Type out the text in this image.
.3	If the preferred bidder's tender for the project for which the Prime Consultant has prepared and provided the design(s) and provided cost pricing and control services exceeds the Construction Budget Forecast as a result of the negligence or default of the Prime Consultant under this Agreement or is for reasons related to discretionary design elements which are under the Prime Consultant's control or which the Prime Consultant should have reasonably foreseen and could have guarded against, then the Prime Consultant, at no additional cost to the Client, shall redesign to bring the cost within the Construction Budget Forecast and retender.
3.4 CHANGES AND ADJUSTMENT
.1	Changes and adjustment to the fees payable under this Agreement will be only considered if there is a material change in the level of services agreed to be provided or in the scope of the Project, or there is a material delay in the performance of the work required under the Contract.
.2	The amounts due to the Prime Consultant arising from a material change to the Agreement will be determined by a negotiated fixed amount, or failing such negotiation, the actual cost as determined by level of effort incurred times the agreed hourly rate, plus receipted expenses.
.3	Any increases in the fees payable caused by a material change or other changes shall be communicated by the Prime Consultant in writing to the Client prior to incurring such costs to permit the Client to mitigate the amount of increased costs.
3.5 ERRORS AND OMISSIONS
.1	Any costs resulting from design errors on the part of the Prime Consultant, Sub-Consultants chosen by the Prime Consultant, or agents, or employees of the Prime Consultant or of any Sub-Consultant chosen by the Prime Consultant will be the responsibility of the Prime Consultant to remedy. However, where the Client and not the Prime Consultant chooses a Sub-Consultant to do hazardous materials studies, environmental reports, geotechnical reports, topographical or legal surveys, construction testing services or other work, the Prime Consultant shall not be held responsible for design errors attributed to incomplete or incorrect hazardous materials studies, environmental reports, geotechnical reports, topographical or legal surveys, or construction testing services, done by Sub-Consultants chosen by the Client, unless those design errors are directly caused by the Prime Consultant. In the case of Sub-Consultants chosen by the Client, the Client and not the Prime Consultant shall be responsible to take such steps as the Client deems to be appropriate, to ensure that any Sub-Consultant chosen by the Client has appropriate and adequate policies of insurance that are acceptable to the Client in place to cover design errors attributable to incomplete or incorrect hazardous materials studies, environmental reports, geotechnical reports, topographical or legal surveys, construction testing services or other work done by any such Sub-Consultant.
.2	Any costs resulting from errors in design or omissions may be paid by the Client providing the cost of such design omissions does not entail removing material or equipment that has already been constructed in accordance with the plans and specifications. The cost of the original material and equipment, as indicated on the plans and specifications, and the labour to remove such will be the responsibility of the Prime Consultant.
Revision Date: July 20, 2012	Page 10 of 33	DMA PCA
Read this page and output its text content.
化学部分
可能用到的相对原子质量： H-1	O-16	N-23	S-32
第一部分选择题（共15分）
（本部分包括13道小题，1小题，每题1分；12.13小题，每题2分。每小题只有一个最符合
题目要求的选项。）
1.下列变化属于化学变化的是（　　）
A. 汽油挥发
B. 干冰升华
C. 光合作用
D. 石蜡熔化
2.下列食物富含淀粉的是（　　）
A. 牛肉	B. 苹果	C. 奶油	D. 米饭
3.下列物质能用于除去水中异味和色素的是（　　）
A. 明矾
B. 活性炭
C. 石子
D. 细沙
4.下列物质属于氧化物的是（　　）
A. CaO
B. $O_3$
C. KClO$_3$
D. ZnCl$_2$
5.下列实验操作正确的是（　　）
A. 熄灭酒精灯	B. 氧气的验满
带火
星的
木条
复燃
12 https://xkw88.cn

| WHAT YOU NEED TO DO |
Whenever "level" turns up in a line, pick that line out.

| ANSWER TO THE TASK |
.1	Changes and adjustment to the fees payable under this Agreement will be only considered if there is a material change in the level of services agreed to be provided or in the scope of the Project, or there is a material delay in the performance of the work required under the Contract.
.2	The amounts due to the Prime Consultant arising from a material change to the Agreement will be determined by a negotiated fixed amount, or failing such negotiation, the actual cost as determined by level of effort incurred times the agreed hourly rate, plus receipted expenses.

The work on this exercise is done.